(Items from a data source)
────────────────

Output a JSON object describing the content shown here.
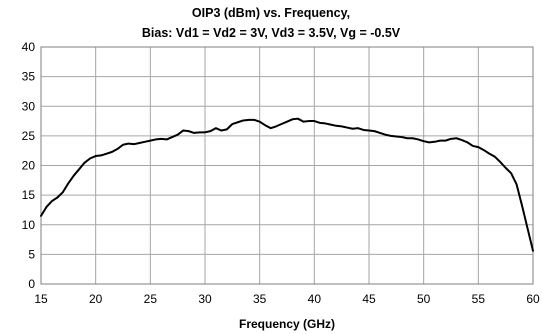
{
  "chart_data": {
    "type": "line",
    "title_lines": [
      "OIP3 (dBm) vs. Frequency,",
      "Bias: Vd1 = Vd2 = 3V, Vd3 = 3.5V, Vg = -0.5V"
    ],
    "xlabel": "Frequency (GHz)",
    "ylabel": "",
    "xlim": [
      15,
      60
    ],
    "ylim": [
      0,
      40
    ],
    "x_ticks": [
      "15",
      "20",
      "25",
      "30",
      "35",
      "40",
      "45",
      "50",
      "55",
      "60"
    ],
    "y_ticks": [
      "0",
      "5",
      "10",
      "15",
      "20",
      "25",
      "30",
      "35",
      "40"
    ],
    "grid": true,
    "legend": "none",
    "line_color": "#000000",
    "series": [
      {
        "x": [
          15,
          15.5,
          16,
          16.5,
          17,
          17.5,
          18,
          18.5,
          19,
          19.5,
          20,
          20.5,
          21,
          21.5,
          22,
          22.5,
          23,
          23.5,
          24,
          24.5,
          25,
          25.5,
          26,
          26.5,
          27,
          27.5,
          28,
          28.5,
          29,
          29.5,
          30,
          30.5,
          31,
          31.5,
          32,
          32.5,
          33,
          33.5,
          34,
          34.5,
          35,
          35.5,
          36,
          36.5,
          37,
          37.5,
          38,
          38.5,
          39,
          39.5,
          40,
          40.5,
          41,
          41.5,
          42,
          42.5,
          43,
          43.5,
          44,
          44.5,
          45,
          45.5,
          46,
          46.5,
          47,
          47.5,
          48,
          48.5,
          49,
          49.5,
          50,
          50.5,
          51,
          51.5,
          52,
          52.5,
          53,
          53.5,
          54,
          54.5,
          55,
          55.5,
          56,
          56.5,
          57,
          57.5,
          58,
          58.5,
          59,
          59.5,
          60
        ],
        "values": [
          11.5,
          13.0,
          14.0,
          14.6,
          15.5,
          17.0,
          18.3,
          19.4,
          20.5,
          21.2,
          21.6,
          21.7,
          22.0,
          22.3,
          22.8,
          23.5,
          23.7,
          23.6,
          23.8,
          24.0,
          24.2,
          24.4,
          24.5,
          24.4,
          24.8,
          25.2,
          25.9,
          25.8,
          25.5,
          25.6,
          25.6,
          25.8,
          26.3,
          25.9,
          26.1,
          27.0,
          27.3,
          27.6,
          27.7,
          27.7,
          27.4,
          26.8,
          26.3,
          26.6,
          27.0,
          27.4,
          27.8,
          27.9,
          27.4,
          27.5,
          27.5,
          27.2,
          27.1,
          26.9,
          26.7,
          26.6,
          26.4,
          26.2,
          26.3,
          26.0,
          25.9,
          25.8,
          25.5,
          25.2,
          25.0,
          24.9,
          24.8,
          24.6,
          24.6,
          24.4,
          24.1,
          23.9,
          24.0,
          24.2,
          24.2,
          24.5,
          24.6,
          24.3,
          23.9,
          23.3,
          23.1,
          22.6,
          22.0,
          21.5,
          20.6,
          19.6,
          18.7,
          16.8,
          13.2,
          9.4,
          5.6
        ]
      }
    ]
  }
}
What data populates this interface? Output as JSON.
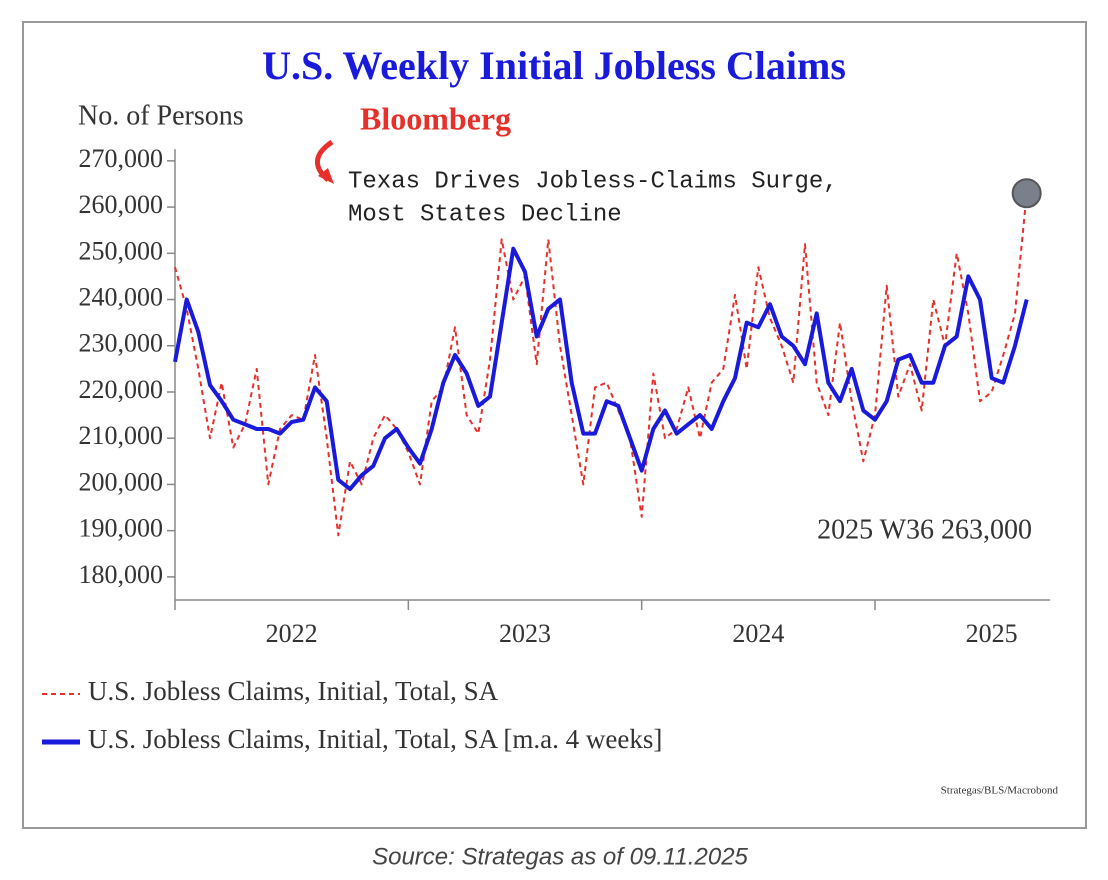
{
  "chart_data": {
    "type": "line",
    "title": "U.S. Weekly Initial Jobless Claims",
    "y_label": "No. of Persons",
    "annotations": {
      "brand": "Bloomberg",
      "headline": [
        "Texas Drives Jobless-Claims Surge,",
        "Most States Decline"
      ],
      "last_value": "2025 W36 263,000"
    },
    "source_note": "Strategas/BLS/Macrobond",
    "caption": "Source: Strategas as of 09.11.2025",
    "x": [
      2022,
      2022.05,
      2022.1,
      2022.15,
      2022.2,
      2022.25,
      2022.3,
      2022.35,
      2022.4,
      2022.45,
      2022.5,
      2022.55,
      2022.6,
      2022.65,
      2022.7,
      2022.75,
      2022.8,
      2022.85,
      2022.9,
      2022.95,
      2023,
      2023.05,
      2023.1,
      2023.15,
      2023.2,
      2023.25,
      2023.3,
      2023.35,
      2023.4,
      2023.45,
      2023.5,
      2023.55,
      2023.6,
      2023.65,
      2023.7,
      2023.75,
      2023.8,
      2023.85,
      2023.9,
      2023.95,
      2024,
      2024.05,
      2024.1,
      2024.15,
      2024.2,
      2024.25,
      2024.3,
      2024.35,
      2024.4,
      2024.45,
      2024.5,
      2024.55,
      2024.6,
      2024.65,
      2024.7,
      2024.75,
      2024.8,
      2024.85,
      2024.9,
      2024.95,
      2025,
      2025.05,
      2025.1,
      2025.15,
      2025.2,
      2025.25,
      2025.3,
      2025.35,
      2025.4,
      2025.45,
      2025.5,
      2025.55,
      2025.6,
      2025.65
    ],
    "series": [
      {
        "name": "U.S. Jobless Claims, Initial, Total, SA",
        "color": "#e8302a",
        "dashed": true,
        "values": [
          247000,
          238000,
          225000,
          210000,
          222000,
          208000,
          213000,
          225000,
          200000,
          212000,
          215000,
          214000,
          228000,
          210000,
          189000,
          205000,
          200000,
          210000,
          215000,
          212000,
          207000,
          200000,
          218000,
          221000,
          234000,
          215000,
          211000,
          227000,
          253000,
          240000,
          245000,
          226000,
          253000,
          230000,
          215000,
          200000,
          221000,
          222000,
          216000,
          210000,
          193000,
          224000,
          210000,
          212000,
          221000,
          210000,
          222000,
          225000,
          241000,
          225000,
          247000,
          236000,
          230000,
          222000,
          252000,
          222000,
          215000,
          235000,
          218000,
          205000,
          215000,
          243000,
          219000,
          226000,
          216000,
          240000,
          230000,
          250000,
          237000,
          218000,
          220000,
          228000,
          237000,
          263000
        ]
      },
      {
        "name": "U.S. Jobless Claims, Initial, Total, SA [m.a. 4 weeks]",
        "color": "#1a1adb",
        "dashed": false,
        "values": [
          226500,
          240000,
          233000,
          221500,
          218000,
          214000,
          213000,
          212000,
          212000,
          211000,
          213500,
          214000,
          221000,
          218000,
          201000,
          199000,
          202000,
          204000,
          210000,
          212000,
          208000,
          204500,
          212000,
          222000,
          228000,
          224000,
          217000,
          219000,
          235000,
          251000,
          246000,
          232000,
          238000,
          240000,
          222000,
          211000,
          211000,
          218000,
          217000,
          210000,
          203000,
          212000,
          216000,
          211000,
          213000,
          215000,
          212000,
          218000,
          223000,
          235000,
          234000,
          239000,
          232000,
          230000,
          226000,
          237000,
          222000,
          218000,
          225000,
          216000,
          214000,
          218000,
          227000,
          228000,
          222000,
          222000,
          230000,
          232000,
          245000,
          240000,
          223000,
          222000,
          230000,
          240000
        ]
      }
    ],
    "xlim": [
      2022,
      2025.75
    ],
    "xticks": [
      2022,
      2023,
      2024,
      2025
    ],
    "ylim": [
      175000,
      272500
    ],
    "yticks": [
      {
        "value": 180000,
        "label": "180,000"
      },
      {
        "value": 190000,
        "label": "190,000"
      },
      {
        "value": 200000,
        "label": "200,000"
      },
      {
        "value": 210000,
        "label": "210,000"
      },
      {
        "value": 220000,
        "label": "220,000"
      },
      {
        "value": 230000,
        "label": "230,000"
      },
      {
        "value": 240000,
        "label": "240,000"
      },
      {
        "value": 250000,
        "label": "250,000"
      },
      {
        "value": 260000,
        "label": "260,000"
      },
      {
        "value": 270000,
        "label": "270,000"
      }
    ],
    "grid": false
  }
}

────────────────

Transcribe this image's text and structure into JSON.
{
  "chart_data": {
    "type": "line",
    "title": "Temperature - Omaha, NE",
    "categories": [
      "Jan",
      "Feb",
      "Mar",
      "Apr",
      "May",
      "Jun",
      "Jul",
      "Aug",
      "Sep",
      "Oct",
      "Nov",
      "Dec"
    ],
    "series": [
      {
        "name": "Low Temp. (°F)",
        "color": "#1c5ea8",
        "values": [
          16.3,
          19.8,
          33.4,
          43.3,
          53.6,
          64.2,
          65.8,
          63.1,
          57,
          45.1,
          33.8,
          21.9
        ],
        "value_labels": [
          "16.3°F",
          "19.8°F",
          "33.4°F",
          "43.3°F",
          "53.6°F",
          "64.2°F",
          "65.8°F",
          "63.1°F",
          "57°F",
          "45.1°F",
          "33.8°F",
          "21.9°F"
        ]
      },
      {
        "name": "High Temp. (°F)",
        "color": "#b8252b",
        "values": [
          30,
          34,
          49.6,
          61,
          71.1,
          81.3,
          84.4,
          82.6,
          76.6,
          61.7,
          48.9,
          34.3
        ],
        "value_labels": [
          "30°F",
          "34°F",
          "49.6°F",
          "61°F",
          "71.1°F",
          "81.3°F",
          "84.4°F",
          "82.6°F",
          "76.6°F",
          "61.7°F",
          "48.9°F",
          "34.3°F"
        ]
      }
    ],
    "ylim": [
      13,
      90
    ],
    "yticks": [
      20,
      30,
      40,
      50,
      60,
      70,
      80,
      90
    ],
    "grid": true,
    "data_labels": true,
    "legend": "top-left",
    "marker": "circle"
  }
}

────────────────

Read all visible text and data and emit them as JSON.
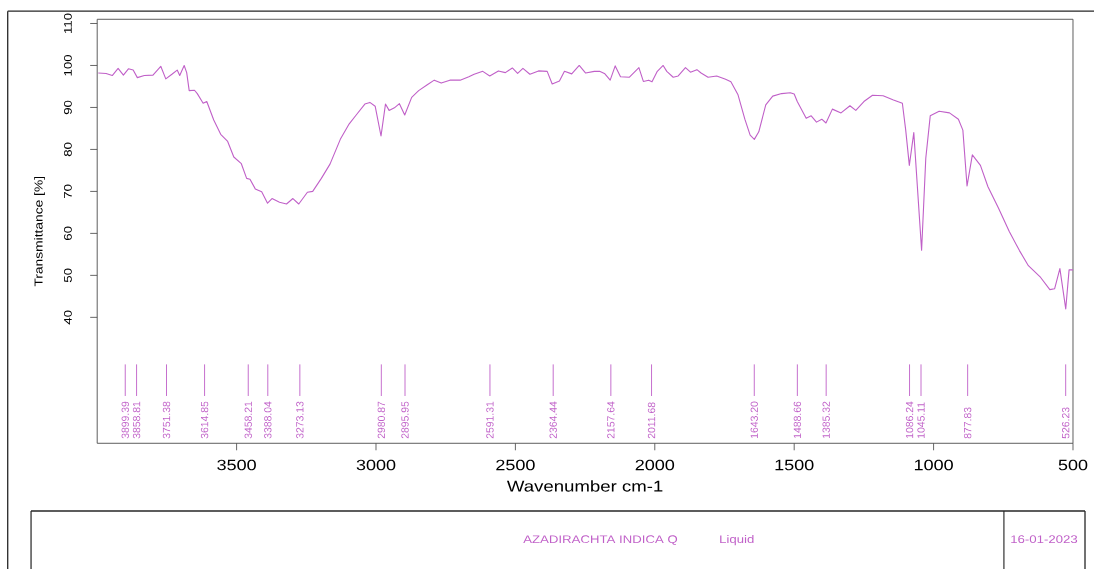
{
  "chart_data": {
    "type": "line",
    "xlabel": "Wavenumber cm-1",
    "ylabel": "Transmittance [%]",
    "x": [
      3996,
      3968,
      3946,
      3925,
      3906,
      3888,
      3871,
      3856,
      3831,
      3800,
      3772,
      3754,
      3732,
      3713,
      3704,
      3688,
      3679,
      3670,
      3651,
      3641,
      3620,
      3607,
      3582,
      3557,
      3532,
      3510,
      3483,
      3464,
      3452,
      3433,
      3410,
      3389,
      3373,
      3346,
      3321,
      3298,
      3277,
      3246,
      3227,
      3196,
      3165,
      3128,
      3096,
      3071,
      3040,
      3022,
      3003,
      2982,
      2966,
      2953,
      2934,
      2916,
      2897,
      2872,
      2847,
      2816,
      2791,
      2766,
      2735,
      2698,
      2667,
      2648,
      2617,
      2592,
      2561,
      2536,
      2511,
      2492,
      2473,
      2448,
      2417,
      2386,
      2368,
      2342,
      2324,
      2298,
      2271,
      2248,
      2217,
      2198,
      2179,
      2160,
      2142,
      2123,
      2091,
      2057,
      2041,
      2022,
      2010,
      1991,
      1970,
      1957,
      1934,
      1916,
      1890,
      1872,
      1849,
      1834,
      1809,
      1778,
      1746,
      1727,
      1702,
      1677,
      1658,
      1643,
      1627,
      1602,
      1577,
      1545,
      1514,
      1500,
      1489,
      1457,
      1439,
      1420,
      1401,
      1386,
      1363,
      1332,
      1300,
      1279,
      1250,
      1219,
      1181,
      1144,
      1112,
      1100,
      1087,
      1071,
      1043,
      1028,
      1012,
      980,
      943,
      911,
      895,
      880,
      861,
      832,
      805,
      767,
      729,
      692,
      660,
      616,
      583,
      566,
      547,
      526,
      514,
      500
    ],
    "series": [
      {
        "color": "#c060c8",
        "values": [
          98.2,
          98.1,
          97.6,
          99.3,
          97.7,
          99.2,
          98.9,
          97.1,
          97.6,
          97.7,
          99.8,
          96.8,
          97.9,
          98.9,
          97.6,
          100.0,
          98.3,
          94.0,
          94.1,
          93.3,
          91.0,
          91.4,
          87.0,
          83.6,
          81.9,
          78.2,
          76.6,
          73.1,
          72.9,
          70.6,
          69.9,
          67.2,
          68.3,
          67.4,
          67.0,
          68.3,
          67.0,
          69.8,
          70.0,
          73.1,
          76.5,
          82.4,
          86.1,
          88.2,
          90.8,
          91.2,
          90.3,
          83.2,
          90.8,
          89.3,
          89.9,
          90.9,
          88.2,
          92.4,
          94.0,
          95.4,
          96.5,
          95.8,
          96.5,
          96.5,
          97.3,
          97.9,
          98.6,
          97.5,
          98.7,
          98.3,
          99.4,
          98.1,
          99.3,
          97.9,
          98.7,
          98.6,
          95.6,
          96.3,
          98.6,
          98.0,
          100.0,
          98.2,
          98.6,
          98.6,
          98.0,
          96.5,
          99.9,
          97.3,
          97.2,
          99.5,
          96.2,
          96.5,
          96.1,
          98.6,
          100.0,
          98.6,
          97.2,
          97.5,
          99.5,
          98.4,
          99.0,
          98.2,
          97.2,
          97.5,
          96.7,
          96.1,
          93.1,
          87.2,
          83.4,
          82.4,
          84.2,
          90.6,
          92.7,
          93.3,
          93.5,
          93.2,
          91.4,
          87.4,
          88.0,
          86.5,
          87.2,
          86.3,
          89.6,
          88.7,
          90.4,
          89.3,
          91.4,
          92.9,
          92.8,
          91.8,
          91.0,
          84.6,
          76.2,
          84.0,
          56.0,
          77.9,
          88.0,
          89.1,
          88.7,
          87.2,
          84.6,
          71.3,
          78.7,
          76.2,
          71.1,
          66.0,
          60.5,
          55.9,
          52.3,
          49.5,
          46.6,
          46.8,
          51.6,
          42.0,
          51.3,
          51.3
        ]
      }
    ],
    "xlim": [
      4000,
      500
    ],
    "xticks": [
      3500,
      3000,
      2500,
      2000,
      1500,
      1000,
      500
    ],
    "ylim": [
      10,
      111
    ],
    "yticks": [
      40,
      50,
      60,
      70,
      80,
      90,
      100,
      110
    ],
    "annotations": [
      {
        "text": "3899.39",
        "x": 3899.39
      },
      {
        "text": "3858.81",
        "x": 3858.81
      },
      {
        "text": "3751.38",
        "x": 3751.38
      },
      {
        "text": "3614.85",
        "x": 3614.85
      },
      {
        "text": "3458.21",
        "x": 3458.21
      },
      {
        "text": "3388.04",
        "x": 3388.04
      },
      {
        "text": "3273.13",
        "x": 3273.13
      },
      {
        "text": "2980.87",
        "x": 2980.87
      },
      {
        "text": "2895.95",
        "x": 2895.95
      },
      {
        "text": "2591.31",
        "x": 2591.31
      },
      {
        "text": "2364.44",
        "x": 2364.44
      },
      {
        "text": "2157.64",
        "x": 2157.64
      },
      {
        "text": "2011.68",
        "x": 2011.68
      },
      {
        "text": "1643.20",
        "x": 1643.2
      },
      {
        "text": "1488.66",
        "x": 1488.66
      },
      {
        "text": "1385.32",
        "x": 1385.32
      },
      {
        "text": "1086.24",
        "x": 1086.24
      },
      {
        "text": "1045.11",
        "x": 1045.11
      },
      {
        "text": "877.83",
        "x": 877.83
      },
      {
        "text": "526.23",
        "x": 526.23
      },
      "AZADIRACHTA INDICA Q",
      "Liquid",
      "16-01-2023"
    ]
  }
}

────────────────

# [EXERCISE DETAILS]
Copy out all lines where the word "name" appears.

# [SOLUTION TO THE PROBLEM]
        "name": "U.S. Jobless Claims, Initial, Total, SA",
        "name": "U.S. Jobless Claims, Initial, Total, SA [m.a. 4 weeks]",
        "name": "Low Temp. (°F)",
        "name": "High Temp. (°F)",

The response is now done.